◆ **SOURCE PASSAGE**:
········

[EpiData-list] Value labels and variable labels in R

epidata-list at lists.umanitoba.ca epidata-list at lists.umanitoba.ca
Tue Jun 14 03:54:39 CDT 2011


Quick reply: yes, I agree it could be possible to hack something using attr() but as you hsay we would then need a suite of functions to work with this as they would not be used by the normal R functions. I've tried doing this sort of thing in the past, but never really found it to be satisfactory. 

David
--


On Mon, Jun 13, 2011 at 11:18:52PM +0200, epidata-list at lists.umanitoba.ca wrote:
> Hello EpiData (Dungeons & Dragons :-D) Masters,
> 
> I did read this post but after a second reply the messages get a little
> confused. So please forgive me if Im a little repetitive.
> 
> I see at least three types of labels:
> 
> 1. Data label
> 2. Variable label
> 3. Value label
> 
> Im not aware of any data label function in R.
> 
> In R, the variable label is the variable name, which is the charater vector
> on the top of the columns. So, if you have a dataset on object *data* and
> type
> 
> > labels(data) # It will returns the columns and rows names
> > colnames(data) # will return the same columns names as labels.
> 
> Value labels does not make sense in R, because labels are a discription of
> numeric values which represent categories. Thus, these numbers are not
> really numbers, rather categories. Most importing functions transforms these
> into factors, which will make sense in most analysis functions.
> 
> What are value labels for? If you run a table analysis the labels comes in
> place of 1 or 2 or 99 or whatever values the labels should represent. R does
> it through the factors and their levels.
> 
> What are the variable labels for? If you run a table analysis the labels
> comes in marginals in place of the variables names (in this case as
> dimnames()) that could be something meaningless such as v22. However the
> table and other functions in R do not recognize labels wherever they are.
> Thus importing variable labels would be of little use.

········

◆ **EXERCISE A**: In the mailing-list thread on value labels in R, what three types of labels does the quoted earlier message list?
◆ **EXERCISE B**: Say whether each statement agrees with the mailing-list thread on value labels in R, and quote the deciding words: (i) The quoted earlier message's writer knows of a data label function in R. (ii) colnames(data) returns the same column names as labels(data). (iii) David has found it satisfactory to do this sort of thing with attr().

········

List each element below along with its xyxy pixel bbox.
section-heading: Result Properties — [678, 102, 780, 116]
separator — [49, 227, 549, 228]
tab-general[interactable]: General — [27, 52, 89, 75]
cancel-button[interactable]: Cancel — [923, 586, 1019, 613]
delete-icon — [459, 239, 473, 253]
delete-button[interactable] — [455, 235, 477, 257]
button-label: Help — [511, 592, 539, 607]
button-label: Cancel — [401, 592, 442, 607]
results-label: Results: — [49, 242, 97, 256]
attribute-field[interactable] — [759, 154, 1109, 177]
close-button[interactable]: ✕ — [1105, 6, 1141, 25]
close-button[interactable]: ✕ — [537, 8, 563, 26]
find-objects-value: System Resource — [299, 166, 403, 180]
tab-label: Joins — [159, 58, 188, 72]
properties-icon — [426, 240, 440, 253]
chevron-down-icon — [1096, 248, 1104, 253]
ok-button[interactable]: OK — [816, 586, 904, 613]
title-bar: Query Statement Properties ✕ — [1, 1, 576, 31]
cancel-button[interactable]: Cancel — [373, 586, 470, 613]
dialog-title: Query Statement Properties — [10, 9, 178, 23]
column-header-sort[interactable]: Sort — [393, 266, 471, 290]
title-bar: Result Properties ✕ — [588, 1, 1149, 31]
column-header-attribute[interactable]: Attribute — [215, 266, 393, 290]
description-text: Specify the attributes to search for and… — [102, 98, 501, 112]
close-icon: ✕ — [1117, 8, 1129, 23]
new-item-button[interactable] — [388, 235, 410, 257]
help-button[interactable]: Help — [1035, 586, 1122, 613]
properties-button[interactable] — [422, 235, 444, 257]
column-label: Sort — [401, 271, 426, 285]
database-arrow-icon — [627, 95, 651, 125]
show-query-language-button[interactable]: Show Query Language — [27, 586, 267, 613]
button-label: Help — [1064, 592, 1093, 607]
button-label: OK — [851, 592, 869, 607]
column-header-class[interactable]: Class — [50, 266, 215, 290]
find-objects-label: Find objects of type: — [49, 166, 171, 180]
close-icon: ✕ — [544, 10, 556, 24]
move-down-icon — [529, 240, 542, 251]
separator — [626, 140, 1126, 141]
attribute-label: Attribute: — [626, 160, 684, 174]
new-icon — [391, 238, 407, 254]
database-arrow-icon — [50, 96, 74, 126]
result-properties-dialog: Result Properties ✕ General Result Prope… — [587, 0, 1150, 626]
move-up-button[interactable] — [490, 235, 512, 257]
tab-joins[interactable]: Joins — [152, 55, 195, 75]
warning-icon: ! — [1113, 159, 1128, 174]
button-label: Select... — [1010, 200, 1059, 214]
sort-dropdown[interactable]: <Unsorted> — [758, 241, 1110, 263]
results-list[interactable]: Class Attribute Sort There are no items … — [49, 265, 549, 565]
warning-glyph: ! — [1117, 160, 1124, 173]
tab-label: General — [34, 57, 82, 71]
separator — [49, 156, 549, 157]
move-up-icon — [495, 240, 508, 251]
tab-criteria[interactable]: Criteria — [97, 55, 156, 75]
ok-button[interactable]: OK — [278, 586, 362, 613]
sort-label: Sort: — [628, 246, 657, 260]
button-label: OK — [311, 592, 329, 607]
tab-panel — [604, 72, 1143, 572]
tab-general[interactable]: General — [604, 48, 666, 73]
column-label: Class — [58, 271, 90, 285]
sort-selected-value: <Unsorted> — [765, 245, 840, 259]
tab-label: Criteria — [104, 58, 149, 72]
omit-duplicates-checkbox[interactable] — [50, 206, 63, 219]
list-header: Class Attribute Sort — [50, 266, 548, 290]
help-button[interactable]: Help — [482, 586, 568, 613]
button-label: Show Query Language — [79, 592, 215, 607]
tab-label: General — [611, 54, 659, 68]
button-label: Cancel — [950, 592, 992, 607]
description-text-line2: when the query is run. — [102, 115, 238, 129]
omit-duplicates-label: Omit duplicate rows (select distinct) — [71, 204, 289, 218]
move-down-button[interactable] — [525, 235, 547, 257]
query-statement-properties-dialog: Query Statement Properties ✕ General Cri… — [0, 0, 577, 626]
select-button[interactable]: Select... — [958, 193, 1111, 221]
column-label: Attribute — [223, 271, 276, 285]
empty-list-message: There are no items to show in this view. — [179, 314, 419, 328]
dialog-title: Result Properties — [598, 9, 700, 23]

········

◆ **REPLY A**: Data label, variable label, and value label.

◆ **REPLY B**:
(i) No: "Im not aware of any data label function in R."
(ii) Yes: "colnames(data) # will return the same columns names as labels."
(iii) No: "never really found it to be satisfactory."